▶ [Objective 1]
Answer these from the post about skipping pre-k:
(a) About what share of four-year-olds attend some kind of preschool or pre-k?
(b) Which three classes is the writer's son enrolled in?
(c) To what city did the writer's parents move when the writer turned three?

▶ [Source]
- - - -

My son is currently 3 ½ years old. Since he was about 2 ½ years old, people have asked me “when will he go to school?” I’ve always been very confused with this question. I generally answer “five…like he’s supposed to?”

Turns out, about 68% of four-year-olds attend some kind of preschool or pre-k so my questioning answer is generally seen as odd. 

The Mom Guilt and Mom Shame

I have battled with guilt for not sending him to school. I hear other parents say:

  • “I don’t want my child to be behind in Kindergarten;” 
  • “I want my kid to socialize with other kids;” or 
  • “I want my kid to learn how to listen to other people besides just me.” 

Here’s the thing, I want all of that too. I just don’t believe pre-k is the only way. 

I’m not trying to push my ideas on to anyone. I’m trying to take away a stigma that seems to exist around NOT sending a child to pre-k.

I’m currently a stay at home mom.

I was a middle school teacher. I currently have a few part-time jobs including various performance groups, and teaching musical theater. 

On occasion, I take my son to a drop in play care. We enrolled him in three fun classes (swim, creative movement, and tumbles) throughout the week where he gets exposure to teachers. I’m also in a moms group where he gets an opportunity to play with kids that aren’t necessarily his age.

If I had decided to teach full time, there’s no doubt that my child would have done a daycare and pre-k route. I would have spent hours researching daycares and preschools choosing between the best of the best, a place centered on fun learning.

BUT, I didn’t choose that path. I chose to stay home and assumed that would mean he would be with me until kindergarten. 

My History

I did not go to preschool or pre-k. I did the first two years of my life in an at home care environment. After that, my parents moved back to their hometown of El Paso right when I turned three. From that point on, I stayed home with my grandma until kindergarten.

My grandma was not a teacher by trade, but she was a person who cared for me just as much as my own parents.

I have amazing memories of days with my grandma which I cherish now that she has passed. We would spend days baking cookies, pies, or tortillas. She would read to me and watch me put on productions of my favorite movies in the living room (thanks for the early acting lessons, grandma). 

She’d tell me stories about my mom and her siblings and what they were like growing up. She’d sing to me, play games, do puzzles, and take great care of me. I went through the days feeling happy and loved. I have vivid memories of falling asleep on the couch next to her as I would stare up at the sky watching clouds pass by our living room through the skylight. I wouldn’t trade those days for anything. Those are the kinds of memories I strive to make with my son.

In the end, I was a great student. I was blessed to have great parents and grandparents as a support system. My mom read to me and taught me to be a learner. My parents supported and encouraged me throughout school.

- - - -

▶ [Objective 2] In the entries below, reproduce verbatim the lines from the line with "marker xyxy=(215,344,224,353)" to the line with "x-tick-label: 1,28 xyxy=(616,469,643,496)", both included.

- - - -

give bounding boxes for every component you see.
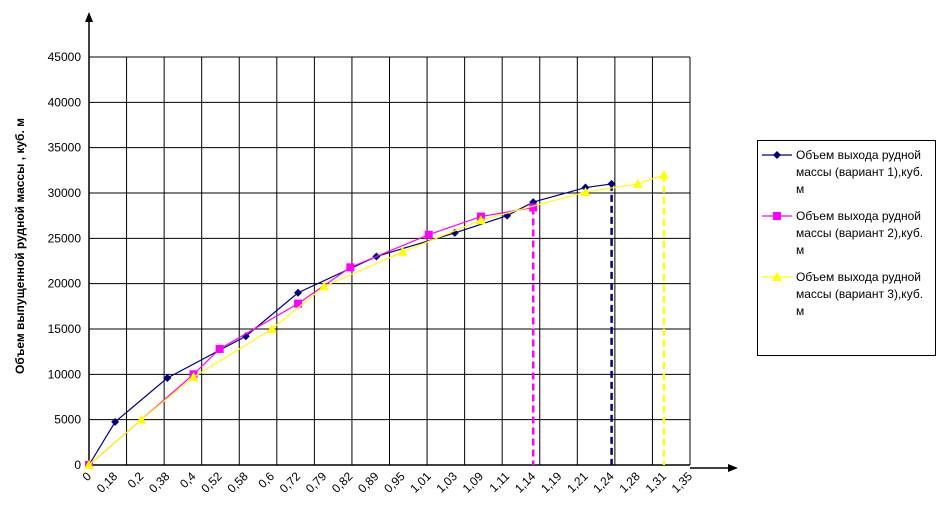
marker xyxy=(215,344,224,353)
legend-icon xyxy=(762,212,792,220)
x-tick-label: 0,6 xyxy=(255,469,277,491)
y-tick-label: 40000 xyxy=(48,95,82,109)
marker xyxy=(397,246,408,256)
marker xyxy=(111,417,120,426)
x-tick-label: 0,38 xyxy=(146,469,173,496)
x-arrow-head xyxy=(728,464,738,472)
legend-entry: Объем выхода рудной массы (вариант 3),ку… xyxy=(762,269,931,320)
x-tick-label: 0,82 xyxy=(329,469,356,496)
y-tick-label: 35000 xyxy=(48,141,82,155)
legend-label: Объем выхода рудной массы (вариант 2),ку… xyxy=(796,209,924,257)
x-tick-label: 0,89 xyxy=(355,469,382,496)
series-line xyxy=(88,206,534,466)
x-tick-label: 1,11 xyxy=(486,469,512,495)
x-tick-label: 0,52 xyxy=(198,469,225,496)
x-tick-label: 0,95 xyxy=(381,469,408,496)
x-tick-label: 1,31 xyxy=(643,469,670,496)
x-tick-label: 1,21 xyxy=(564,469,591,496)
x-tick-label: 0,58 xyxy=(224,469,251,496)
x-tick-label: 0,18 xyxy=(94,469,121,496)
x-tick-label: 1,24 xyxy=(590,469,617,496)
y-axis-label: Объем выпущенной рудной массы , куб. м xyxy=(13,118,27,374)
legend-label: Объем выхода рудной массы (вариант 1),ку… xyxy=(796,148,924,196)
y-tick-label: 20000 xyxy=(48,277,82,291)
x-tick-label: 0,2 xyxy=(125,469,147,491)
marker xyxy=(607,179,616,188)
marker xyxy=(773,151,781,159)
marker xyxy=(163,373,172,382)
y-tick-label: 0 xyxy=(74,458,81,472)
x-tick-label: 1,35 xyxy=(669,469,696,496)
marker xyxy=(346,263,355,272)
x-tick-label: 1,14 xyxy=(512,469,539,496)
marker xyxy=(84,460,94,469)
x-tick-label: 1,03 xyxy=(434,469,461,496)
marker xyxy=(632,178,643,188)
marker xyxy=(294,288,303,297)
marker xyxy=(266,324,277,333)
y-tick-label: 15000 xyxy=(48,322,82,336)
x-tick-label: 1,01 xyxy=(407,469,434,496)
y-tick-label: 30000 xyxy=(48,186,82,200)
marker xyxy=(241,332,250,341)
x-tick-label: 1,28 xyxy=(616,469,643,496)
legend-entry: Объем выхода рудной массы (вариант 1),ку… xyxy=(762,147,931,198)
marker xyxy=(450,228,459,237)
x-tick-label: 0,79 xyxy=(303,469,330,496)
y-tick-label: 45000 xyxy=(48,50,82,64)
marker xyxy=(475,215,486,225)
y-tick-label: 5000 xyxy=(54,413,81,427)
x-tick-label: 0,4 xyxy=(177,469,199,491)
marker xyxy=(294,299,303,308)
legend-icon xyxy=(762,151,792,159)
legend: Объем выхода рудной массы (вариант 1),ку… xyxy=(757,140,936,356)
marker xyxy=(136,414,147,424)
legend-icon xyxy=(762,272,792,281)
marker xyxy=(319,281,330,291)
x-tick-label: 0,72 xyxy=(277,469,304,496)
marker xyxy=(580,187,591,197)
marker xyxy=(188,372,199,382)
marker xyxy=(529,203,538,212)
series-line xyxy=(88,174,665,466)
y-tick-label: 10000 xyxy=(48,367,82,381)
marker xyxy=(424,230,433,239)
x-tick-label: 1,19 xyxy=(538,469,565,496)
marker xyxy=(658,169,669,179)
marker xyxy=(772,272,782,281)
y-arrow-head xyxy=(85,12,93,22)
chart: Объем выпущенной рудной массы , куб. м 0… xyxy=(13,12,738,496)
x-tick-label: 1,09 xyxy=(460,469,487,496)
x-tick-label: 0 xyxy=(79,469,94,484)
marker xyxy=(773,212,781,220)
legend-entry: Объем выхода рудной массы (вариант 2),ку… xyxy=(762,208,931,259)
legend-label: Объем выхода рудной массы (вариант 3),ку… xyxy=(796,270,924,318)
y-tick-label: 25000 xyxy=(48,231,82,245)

- - - -

▶ [Task solution 1]
(a) About 68%.
(b) Swim, creative movement, and tumbles.
(c) El Paso.

▶ [Task solution 2]
marker xyxy=(215,344,224,353)
legend-icon xyxy=(762,212,792,220)
x-tick-label: 0,6 xyxy=(255,469,277,491)
y-tick-label: 40000 xyxy=(48,95,82,109)
marker xyxy=(397,246,408,256)
marker xyxy=(111,417,120,426)
x-tick-label: 0,38 xyxy=(146,469,173,496)
x-arrow-head xyxy=(728,464,738,472)
legend-entry: Объем выхода рудной массы (вариант 3),ку… xyxy=(762,269,931,320)
x-tick-label: 0,82 xyxy=(329,469,356,496)
y-tick-label: 35000 xyxy=(48,141,82,155)
legend-label: Объем выхода рудной массы (вариант 2),ку… xyxy=(796,209,924,257)
x-tick-label: 0,89 xyxy=(355,469,382,496)
series-line xyxy=(88,206,534,466)
x-tick-label: 1,11 xyxy=(486,469,512,495)
x-tick-label: 0,52 xyxy=(198,469,225,496)
x-tick-label: 0,95 xyxy=(381,469,408,496)
x-tick-label: 1,31 xyxy=(643,469,670,496)
x-tick-label: 1,21 xyxy=(564,469,591,496)
x-tick-label: 0,58 xyxy=(224,469,251,496)
x-tick-label: 0,18 xyxy=(94,469,121,496)
x-tick-label: 1,24 xyxy=(590,469,617,496)
y-axis-label: Объем выпущенной рудной массы , куб. м xyxy=(13,118,27,374)
legend-label: Объем выхода рудной массы (вариант 1),ку… xyxy=(796,148,924,196)
y-tick-label: 20000 xyxy=(48,277,82,291)
x-tick-label: 0,2 xyxy=(125,469,147,491)
marker xyxy=(607,179,616,188)
marker xyxy=(773,151,781,159)
marker xyxy=(163,373,172,382)
y-tick-label: 0 xyxy=(74,458,81,472)
x-tick-label: 1,35 xyxy=(669,469,696,496)
marker xyxy=(346,263,355,272)
x-tick-label: 1,14 xyxy=(512,469,539,496)
marker xyxy=(84,460,94,469)
x-tick-label: 1,03 xyxy=(434,469,461,496)
marker xyxy=(632,178,643,188)
marker xyxy=(294,288,303,297)
marker xyxy=(266,324,277,333)
y-tick-label: 15000 xyxy=(48,322,82,336)
x-tick-label: 1,01 xyxy=(407,469,434,496)
y-tick-label: 30000 xyxy=(48,186,82,200)
marker xyxy=(241,332,250,341)
x-tick-label: 1,28 xyxy=(616,469,643,496)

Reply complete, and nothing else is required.